== RECORDS ==

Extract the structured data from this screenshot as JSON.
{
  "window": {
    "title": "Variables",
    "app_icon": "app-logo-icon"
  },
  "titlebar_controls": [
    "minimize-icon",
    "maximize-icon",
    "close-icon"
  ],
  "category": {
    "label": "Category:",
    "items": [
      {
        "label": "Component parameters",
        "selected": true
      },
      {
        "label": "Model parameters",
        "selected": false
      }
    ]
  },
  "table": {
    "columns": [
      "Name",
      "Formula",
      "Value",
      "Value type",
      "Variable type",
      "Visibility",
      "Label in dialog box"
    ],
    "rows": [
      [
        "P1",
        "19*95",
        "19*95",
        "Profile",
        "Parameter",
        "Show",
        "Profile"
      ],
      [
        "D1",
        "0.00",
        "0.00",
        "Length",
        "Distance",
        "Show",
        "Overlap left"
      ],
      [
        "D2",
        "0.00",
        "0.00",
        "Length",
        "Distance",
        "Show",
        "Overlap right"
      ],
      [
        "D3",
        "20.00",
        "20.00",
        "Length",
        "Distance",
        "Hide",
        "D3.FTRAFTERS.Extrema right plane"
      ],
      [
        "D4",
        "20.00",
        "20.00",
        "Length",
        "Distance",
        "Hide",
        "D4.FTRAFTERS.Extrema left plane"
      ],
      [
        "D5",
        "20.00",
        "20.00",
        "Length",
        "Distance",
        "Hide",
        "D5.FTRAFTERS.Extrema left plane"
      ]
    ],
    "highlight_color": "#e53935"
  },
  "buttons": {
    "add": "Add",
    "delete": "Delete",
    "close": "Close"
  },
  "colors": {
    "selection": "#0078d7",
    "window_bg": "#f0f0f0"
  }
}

== THE PROBLEM ==
Your task is to quote the listing above word for word.

== THE SOLUTION ==
Extract the structured data from this screenshot as JSON.
{
  "window": {
    "title": "Variables",
    "app_icon": "app-logo-icon"
  },
  "titlebar_controls": [
    "minimize-icon",
    "maximize-icon",
    "close-icon"
  ],
  "category": {
    "label": "Category:",
    "items": [
      {
        "label": "Component parameters",
        "selected": true
      },
      {
        "label": "Model parameters",
        "selected": false
      }
    ]
  },
  "table": {
    "columns": [
      "Name",
      "Formula",
      "Value",
      "Value type",
      "Variable type",
      "Visibility",
      "Label in dialog box"
    ],
    "rows": [
      [
        "P1",
        "19*95",
        "19*95",
        "Profile",
        "Parameter",
        "Show",
        "Profile"
      ],
      [
        "D1",
        "0.00",
        "0.00",
        "Length",
        "Distance",
        "Show",
        "Overlap left"
      ],
      [
        "D2",
        "0.00",
        "0.00",
        "Length",
        "Distance",
        "Show",
        "Overlap right"
      ],
      [
        "D3",
        "20.00",
        "20.00",
        "Length",
        "Distance",
        "Hide",
        "D3.FTRAFTERS.Extrema right plane"
      ],
      [
        "D4",
        "20.00",
        "20.00",
        "Length",
        "Distance",
        "Hide",
        "D4.FTRAFTERS.Extrema left plane"
      ],
      [
        "D5",
        "20.00",
        "20.00",
        "Length",
        "Distance",
        "Hide",
        "D5.FTRAFTERS.Extrema left plane"
      ]
    ],
    "highlight_color": "#e53935"
  },
  "buttons": {
    "add": "Add",
    "delete": "Delete",
    "close": "Close"
  },
  "colors": {
    "selection": "#0078d7",
    "window_bg": "#f0f0f0"
  }
}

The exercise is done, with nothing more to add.